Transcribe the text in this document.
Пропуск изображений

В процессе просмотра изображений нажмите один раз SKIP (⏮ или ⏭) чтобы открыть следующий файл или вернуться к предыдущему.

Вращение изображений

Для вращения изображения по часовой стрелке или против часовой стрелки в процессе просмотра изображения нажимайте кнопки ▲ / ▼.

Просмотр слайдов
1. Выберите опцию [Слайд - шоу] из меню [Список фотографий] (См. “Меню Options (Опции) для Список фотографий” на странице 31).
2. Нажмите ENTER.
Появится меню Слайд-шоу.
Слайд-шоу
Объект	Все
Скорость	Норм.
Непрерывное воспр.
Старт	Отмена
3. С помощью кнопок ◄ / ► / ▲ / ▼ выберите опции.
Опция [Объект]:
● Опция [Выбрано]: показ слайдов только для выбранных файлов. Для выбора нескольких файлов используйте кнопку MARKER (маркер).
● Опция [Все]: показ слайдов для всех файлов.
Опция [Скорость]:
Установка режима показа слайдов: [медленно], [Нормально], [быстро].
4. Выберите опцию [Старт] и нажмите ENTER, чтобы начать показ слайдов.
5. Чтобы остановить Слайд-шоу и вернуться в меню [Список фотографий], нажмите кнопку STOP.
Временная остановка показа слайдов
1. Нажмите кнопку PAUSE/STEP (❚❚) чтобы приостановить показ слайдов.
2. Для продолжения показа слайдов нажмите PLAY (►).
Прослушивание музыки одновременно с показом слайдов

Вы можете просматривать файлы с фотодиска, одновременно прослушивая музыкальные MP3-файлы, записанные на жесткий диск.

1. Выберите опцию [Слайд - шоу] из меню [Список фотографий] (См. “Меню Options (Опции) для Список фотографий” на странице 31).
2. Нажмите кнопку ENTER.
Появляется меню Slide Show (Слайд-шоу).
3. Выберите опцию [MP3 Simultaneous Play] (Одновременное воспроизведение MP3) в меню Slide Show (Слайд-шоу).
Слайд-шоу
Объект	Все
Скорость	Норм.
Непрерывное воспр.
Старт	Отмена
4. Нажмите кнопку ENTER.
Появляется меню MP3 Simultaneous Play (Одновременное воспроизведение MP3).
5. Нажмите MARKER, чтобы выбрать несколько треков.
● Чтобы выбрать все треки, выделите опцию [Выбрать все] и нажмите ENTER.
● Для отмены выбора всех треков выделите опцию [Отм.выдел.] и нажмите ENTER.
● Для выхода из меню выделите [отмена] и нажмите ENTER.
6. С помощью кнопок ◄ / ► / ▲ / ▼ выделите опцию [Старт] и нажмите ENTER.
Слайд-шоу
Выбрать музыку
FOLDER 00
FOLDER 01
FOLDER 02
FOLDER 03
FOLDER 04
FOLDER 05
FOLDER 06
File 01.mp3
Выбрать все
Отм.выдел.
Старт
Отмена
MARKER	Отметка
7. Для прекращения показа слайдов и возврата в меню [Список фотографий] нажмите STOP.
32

• _Instruction_: Go through the data and gather every line that holds "Старт".

• _Reply_:
Старт	Отмена
4. Выберите опцию [Старт] и нажмите ENTER, чтобы начать показ слайдов.
Старт	Отмена
6. С помощью кнопок ◄ / ► / ▲ / ▼ выделите опцию [Старт] и нажмите ENTER.
Старт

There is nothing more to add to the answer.